[Instructions to follow]: Transcribe the material in full. Nothing should differ except that the pictures are left out.
==== Task input ====
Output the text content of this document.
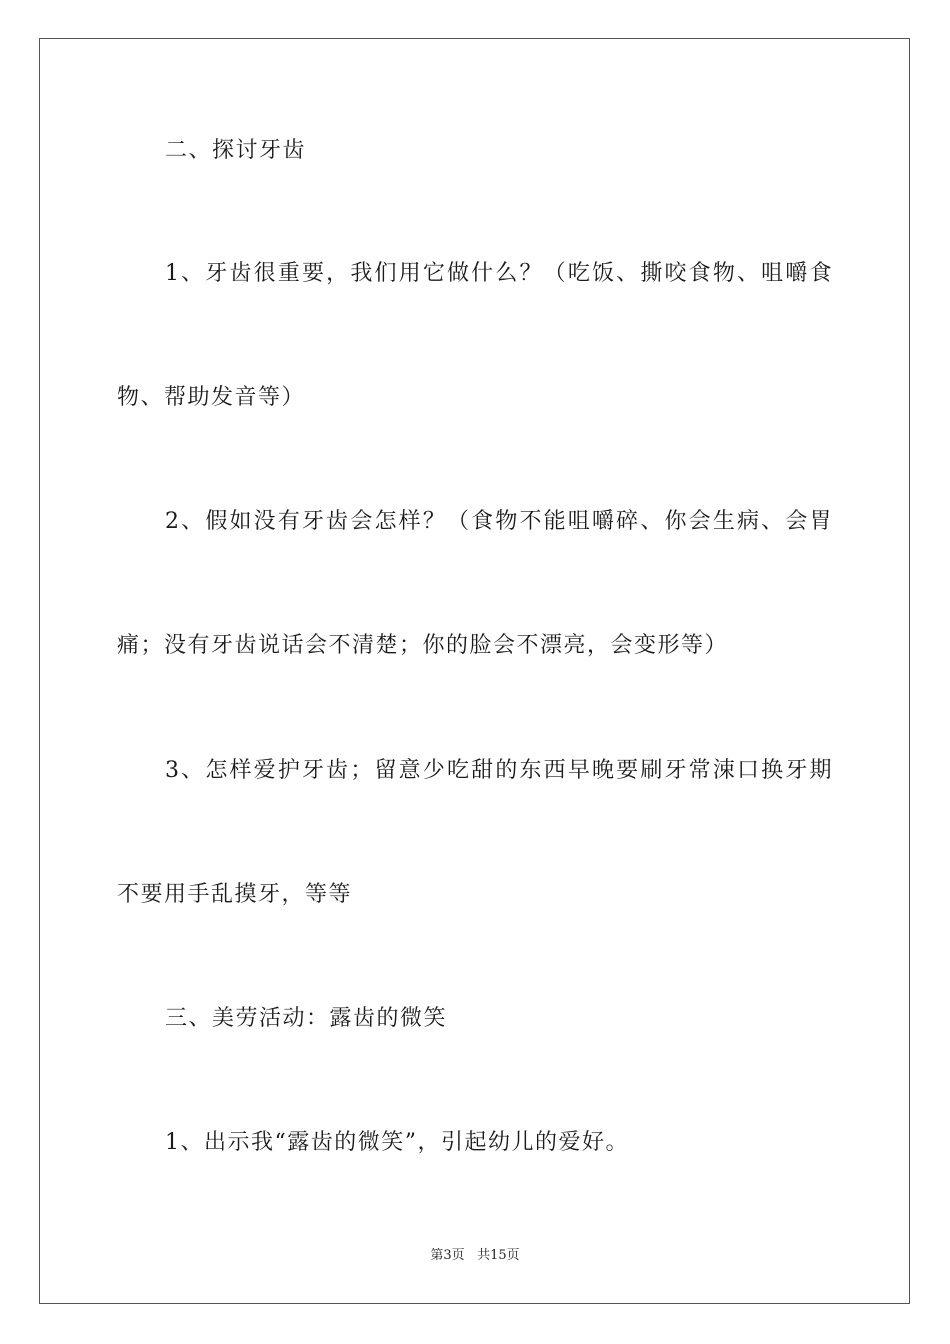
二、探讨牙齿
1、牙齿很重要，我们用它做什么？（吃饭、撕咬食物、咀嚼食
物、帮助发音等）
2、假如没有牙齿会怎样？（食物不能咀嚼碎、你会生病、会胃
痛；没有牙齿说话会不清楚；你的脸会不漂亮，会变形等）
3、怎样爱护牙齿；留意少吃甜的东西早晚要刷牙常涑口换牙期
不要用手乱摸牙，等等
三、美劳活动：露齿的微笑
1、出示我“露齿的微笑”，引起幼儿的爱好。
第3页 共15页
====
[The completed task]:
Output the text content of this document.
二、探讨牙齿
1、牙齿很重要，我们用它做什么？（吃饭、撕咬食物、咀嚼食
物、帮助发音等）
2、假如没有牙齿会怎样？（食物不能咀嚼碎、你会生病、会胃
痛；没有牙齿说话会不清楚；你的脸会不漂亮，会变形等）
3、怎样爱护牙齿；留意少吃甜的东西早晚要刷牙常涑口换牙期
不要用手乱摸牙，等等
三、美劳活动：露齿的微笑
1、出示我“露齿的微笑”，引起幼儿的爱好。
第3页 共15页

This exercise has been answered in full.